**Data excerpts**
-------------------------
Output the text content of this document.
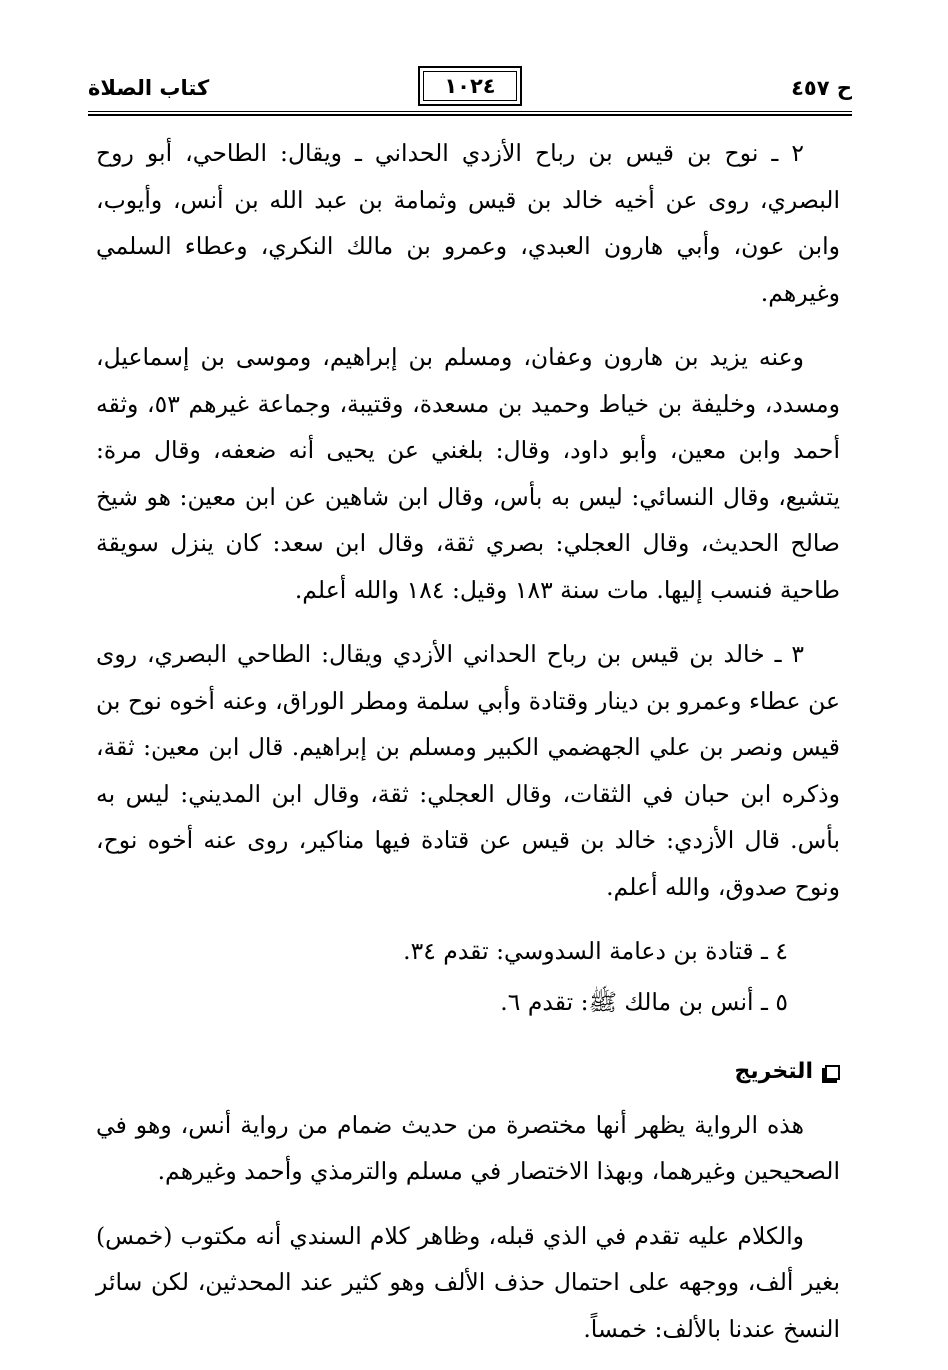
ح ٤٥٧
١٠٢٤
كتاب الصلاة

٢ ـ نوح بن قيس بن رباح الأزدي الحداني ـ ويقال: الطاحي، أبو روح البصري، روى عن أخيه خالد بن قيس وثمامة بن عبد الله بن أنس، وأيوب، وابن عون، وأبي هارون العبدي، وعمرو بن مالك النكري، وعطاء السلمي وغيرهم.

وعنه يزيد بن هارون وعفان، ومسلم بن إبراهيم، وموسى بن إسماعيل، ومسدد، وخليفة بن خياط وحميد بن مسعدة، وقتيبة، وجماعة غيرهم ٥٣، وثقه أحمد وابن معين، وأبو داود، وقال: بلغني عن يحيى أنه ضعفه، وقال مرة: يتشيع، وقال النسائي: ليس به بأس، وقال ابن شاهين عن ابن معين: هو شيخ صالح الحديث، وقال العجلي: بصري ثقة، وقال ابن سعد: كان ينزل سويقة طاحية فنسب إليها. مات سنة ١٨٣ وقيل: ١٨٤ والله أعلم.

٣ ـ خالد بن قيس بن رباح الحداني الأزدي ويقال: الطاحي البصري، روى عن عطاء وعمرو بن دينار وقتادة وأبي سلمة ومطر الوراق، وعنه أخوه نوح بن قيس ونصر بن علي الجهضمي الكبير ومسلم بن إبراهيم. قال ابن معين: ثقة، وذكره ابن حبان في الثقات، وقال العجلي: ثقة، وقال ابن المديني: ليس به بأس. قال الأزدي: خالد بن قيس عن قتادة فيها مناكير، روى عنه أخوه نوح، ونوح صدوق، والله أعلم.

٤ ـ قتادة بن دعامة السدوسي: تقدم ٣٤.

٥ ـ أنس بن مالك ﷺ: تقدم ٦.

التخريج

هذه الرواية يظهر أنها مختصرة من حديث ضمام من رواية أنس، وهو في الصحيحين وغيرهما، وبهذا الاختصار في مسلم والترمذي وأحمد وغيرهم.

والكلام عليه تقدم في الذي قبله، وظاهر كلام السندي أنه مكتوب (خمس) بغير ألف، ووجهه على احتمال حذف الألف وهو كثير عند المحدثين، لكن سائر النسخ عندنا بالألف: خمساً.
-------------------------
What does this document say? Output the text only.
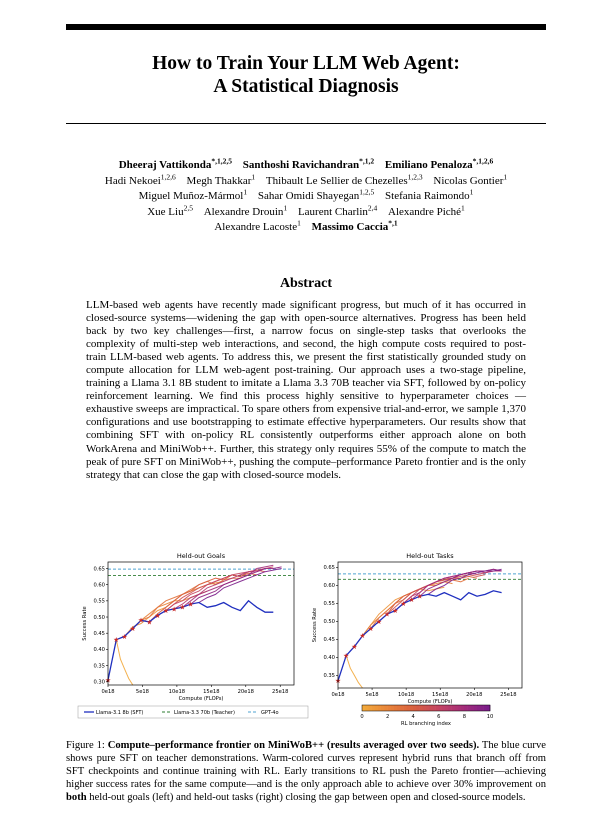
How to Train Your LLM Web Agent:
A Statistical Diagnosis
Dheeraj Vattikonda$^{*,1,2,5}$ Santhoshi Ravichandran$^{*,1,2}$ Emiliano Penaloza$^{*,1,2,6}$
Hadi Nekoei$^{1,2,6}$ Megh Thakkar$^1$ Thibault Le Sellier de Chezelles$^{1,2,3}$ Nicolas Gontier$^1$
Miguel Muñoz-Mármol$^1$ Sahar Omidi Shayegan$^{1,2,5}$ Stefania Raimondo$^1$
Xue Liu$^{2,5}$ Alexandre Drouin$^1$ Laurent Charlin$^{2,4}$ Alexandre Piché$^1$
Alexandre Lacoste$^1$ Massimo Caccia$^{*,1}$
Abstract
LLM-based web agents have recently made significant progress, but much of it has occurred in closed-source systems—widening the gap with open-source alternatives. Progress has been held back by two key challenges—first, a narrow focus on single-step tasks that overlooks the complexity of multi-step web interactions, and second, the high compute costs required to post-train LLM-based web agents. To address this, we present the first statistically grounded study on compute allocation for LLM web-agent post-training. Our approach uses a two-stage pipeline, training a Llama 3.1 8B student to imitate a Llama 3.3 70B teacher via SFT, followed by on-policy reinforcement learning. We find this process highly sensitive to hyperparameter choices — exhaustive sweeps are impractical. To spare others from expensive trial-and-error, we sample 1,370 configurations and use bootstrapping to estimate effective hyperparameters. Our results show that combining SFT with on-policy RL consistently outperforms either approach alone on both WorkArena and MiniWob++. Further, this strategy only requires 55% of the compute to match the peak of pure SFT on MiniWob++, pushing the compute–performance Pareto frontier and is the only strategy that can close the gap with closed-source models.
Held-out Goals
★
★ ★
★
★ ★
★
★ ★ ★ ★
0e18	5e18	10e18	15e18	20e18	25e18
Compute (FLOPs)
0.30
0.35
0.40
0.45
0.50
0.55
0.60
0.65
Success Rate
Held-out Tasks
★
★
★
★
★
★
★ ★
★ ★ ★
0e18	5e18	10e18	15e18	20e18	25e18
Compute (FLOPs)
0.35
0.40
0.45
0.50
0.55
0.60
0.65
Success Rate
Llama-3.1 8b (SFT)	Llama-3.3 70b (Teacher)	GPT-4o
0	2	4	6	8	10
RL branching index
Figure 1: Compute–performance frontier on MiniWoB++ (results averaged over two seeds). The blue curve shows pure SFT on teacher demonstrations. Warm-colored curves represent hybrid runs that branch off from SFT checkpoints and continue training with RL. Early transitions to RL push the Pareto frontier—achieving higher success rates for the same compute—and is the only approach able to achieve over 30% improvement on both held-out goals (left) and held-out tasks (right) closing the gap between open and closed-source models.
-------------------------
**WHAT NEEDS TO BE DONE**
Look through the entries above. Extract each line with the word "رباح".

**OUTPUT BELOW**
٢ ـ نوح بن قيس بن رباح الأزدي الحداني ـ ويقال: الطاحي، أبو روح البصري، روى عن أخيه خالد بن قيس وثمامة بن عبد الله بن أنس، وأيوب، وابن عون، وأبي هارون العبدي، وعمرو بن مالك النكري، وعطاء السلمي وغيرهم.
٣ ـ خالد بن قيس بن رباح الحداني الأزدي ويقال: الطاحي البصري، روى عن عطاء وعمرو بن دينار وقتادة وأبي سلمة ومطر الوراق، وعنه أخوه نوح بن قيس ونصر بن علي الجهضمي الكبير ومسلم بن إبراهيم. قال ابن معين: ثقة، وذكره ابن حبان في الثقات، وقال العجلي: ثقة، وقال ابن المديني: ليس به بأس. قال الأزدي: خالد بن قيس عن قتادة فيها مناكير، روى عنه أخوه نوح، ونوح صدوق، والله أعلم.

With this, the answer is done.